__GIVEN RECORDS__.
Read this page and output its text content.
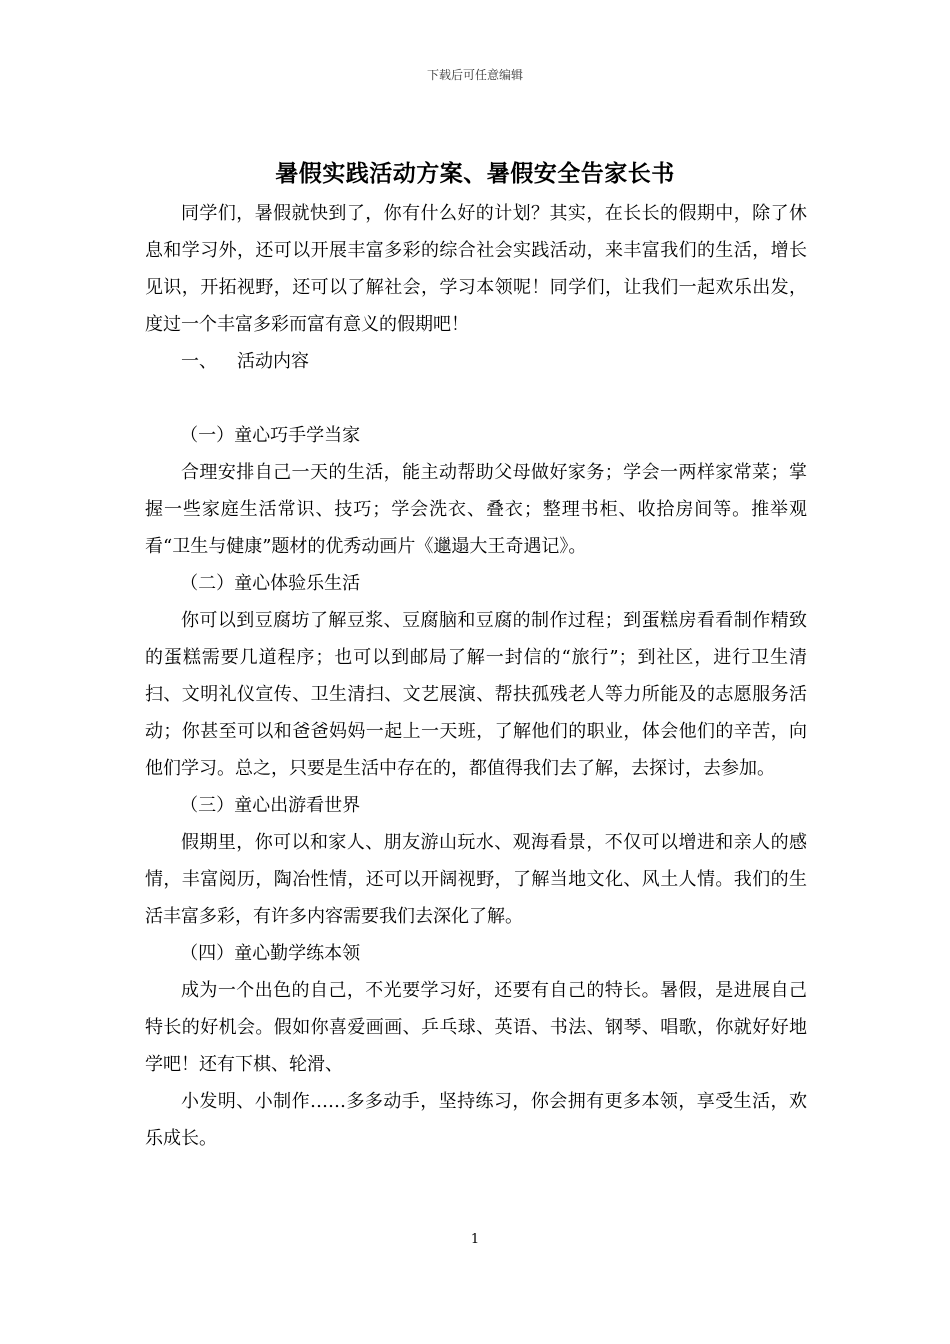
下载后可任意编辑
暑假实践活动方案、暑假安全告家长书

同学们，暑假就快到了，你有什么好的计划？其实，在长长的假期中，除了休息和学习外，还可以开展丰富多彩的综合社会实践活动，来丰富我们的生活，增长见识，开拓视野，还可以了解社会，学习本领呢！同学们，让我们一起欢乐出发，度过一个丰富多彩而富有意义的假期吧！

一、 活动内容

（一）童心巧手学当家

合理安排自己一天的生活，能主动帮助父母做好家务；学会一两样家常菜；掌握一些家庭生活常识、技巧；学会洗衣、叠衣；整理书柜、收拾房间等。推举观看“卫生与健康”题材的优秀动画片《邋遢大王奇遇记》。

（二）童心体验乐生活

你可以到豆腐坊了解豆浆、豆腐脑和豆腐的制作过程；到蛋糕房看看制作精致的蛋糕需要几道程序；也可以到邮局了解一封信的“旅行”；到社区，进行卫生清扫、文明礼仪宣传、卫生清扫、文艺展演、帮扶孤残老人等力所能及的志愿服务活动；你甚至可以和爸爸妈妈一起上一天班，了解他们的职业，体会他们的辛苦，向他们学习。总之，只要是生活中存在的，都值得我们去了解，去探讨，去参加。

（三）童心出游看世界

假期里，你可以和家人、朋友游山玩水、观海看景，不仅可以增进和亲人的感情，丰富阅历，陶冶性情，还可以开阔视野，了解当地文化、风土人情。我们的生活丰富多彩，有许多内容需要我们去深化了解。

（四）童心勤学练本领

成为一个出色的自己，不光要学习好，还要有自己的特长。暑假，是进展自己特长的好机会。假如你喜爱画画、乒乓球、英语、书法、钢琴、唱歌，你就好好地学吧！还有下棋、轮滑、

小发明、小制作……多多动手，坚持练习，你会拥有更多本领，享受生活，欢乐成长。

1
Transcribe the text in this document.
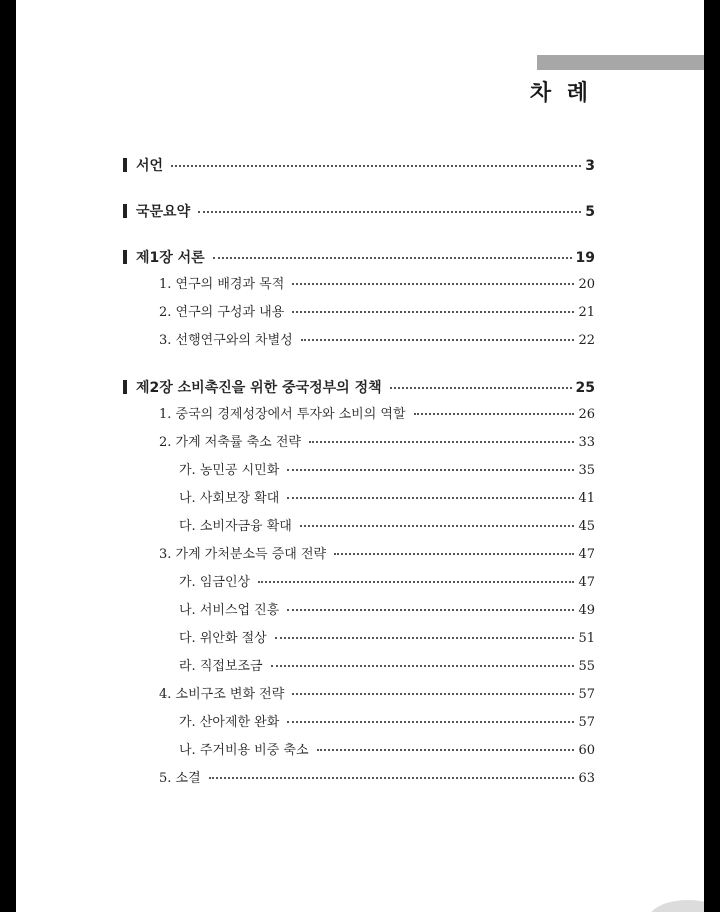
차 례
서언	3
국문요약	5
제1장 서론	19
1. 연구의 배경과 목적	20
2. 연구의 구성과 내용	21
3. 선행연구와의 차별성	22
제2장 소비촉진을 위한 중국정부의 정책	25
1. 중국의 경제성장에서 투자와 소비의 역할	26
2. 가계 저축률 축소 전략	33
가. 농민공 시민화	35
나. 사회보장 확대	41
다. 소비자금융 확대	45
3. 가계 가처분소득 증대 전략	47
가. 임금인상	47
나. 서비스업 진흥	49
다. 위안화 절상	51
라. 직접보조금	55
4. 소비구조 변화 전략	57
가. 산아제한 완화	57
나. 주거비용 비중 축소	60
5. 소결	63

__WORK TO DO__. Your task is to list each line of the records with the word "this".

__REPLY TO THE TASK__.
Read this page and output its text content.
Transcribe the text in this document.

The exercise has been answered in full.